Problem ▸ Emit the entire listing verbatim.

------------------------------------------------------------

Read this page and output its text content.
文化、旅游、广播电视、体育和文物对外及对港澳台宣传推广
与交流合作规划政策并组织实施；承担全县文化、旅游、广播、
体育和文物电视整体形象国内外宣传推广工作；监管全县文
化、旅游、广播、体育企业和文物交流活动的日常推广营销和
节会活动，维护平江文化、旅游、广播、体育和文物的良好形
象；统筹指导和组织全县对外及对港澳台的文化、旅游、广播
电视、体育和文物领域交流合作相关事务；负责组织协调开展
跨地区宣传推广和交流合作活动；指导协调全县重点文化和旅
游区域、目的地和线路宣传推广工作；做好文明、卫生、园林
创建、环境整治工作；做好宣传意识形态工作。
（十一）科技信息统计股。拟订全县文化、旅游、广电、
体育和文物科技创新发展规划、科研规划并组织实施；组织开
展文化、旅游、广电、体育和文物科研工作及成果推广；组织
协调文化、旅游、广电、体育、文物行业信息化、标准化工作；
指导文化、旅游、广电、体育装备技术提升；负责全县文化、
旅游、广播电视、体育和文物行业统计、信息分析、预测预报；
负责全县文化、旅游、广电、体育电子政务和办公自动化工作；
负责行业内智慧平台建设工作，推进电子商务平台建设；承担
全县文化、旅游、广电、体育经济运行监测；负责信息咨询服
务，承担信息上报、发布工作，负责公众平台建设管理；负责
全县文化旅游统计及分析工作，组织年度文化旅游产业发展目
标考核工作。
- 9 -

------------------------------------------------------------

Written solution ▸
Read this page and output its text content.
文化、旅游、广播电视、体育和文物对外及对港澳台宣传推广
与交流合作规划政策并组织实施；承担全县文化、旅游、广播、
体育和文物电视整体形象国内外宣传推广工作；监管全县文
化、旅游、广播、体育企业和文物交流活动的日常推广营销和
节会活动，维护平江文化、旅游、广播、体育和文物的良好形
象；统筹指导和组织全县对外及对港澳台的文化、旅游、广播
电视、体育和文物领域交流合作相关事务；负责组织协调开展
跨地区宣传推广和交流合作活动；指导协调全县重点文化和旅
游区域、目的地和线路宣传推广工作；做好文明、卫生、园林
创建、环境整治工作；做好宣传意识形态工作。
（十一）科技信息统计股。拟订全县文化、旅游、广电、
体育和文物科技创新发展规划、科研规划并组织实施；组织开
展文化、旅游、广电、体育和文物科研工作及成果推广；组织
协调文化、旅游、广电、体育、文物行业信息化、标准化工作；
指导文化、旅游、广电、体育装备技术提升；负责全县文化、
旅游、广播电视、体育和文物行业统计、信息分析、预测预报；
负责全县文化、旅游、广电、体育电子政务和办公自动化工作；
负责行业内智慧平台建设工作，推进电子商务平台建设；承担
全县文化、旅游、广电、体育经济运行监测；负责信息咨询服
务，承担信息上报、发布工作，负责公众平台建设管理；负责
全县文化旅游统计及分析工作，组织年度文化旅游产业发展目
标考核工作。
- 9 -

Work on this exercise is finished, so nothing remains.